- [Job] Look through the records that follow. Copy every line containing the word "PROSPECTIVE".

[Stored records]
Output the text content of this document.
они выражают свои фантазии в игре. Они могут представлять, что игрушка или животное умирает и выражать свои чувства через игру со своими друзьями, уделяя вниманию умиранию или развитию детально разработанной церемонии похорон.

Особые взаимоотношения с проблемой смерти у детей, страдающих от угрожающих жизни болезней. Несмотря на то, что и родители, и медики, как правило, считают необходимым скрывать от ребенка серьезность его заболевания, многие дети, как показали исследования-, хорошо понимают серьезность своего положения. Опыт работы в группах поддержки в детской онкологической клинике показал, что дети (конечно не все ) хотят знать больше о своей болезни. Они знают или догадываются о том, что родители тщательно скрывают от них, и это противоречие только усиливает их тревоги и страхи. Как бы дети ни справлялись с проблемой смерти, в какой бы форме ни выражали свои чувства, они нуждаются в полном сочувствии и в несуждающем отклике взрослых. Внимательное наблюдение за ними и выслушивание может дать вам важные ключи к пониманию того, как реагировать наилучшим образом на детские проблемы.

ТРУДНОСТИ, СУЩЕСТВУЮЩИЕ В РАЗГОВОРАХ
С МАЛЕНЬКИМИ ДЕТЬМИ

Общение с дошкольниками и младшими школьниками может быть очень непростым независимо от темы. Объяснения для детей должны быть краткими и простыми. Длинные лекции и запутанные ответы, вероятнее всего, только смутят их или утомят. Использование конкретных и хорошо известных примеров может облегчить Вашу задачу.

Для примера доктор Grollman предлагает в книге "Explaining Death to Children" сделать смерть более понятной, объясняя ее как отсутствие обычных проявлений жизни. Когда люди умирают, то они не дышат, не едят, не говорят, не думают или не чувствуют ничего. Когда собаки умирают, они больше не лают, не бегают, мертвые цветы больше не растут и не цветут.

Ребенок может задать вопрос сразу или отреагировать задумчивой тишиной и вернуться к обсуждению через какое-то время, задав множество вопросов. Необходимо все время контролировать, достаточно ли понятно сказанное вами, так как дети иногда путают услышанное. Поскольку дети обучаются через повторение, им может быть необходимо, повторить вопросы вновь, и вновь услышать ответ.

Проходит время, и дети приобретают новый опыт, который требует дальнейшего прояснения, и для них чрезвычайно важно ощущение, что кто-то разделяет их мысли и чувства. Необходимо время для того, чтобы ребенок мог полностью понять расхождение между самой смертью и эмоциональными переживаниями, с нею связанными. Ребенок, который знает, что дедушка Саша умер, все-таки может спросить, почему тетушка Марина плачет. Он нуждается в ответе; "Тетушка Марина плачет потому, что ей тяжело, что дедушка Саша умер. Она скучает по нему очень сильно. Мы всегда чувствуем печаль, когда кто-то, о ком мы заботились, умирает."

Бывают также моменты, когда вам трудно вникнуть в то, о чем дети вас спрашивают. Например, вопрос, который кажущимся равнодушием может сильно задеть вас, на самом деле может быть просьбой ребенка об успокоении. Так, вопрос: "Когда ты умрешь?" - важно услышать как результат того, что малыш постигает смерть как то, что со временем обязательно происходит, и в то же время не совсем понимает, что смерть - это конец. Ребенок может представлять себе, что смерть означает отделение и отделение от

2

---

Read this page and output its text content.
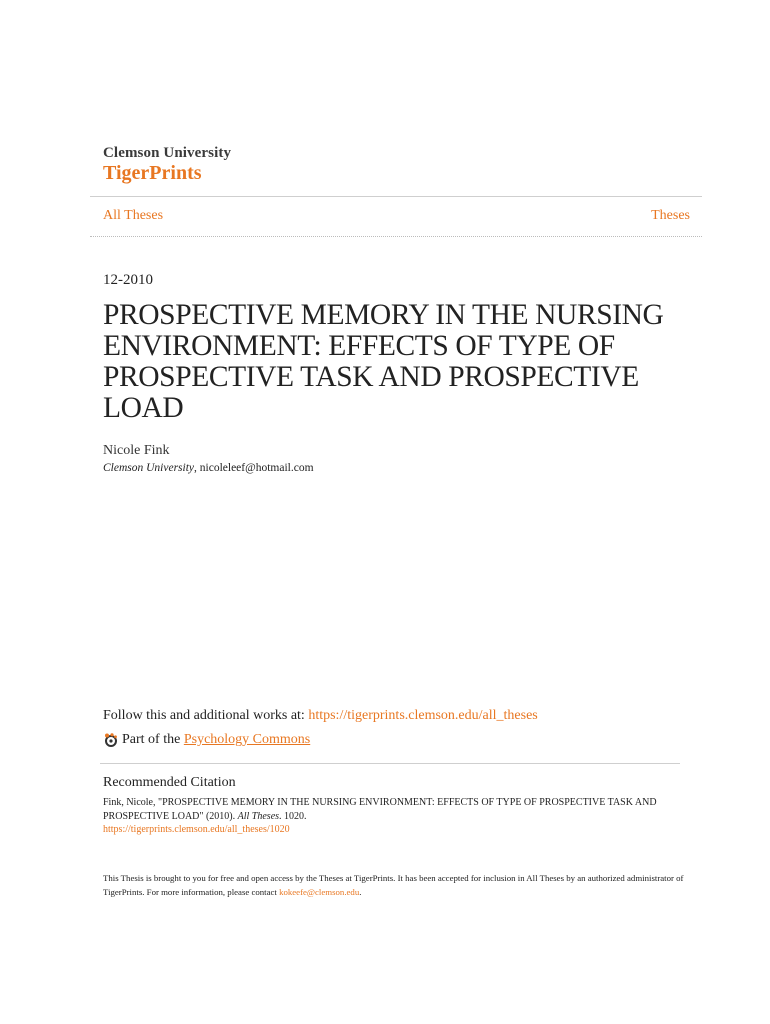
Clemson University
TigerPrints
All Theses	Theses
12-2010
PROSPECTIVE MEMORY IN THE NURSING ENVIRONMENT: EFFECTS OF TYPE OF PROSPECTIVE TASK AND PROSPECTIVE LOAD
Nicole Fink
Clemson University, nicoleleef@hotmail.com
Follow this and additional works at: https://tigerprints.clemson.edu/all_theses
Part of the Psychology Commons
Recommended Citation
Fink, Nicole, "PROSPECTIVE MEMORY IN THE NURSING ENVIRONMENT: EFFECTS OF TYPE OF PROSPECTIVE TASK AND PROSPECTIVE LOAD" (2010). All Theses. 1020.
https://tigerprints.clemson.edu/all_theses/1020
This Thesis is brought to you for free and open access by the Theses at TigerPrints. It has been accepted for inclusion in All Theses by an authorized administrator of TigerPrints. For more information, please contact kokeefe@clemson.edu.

- [Written response]
PROSPECTIVE MEMORY IN THE NURSING ENVIRONMENT: EFFECTS OF TYPE OF PROSPECTIVE TASK AND PROSPECTIVE LOAD
Fink, Nicole, "PROSPECTIVE MEMORY IN THE NURSING ENVIRONMENT: EFFECTS OF TYPE OF PROSPECTIVE TASK AND PROSPECTIVE LOAD" (2010). All Theses. 1020.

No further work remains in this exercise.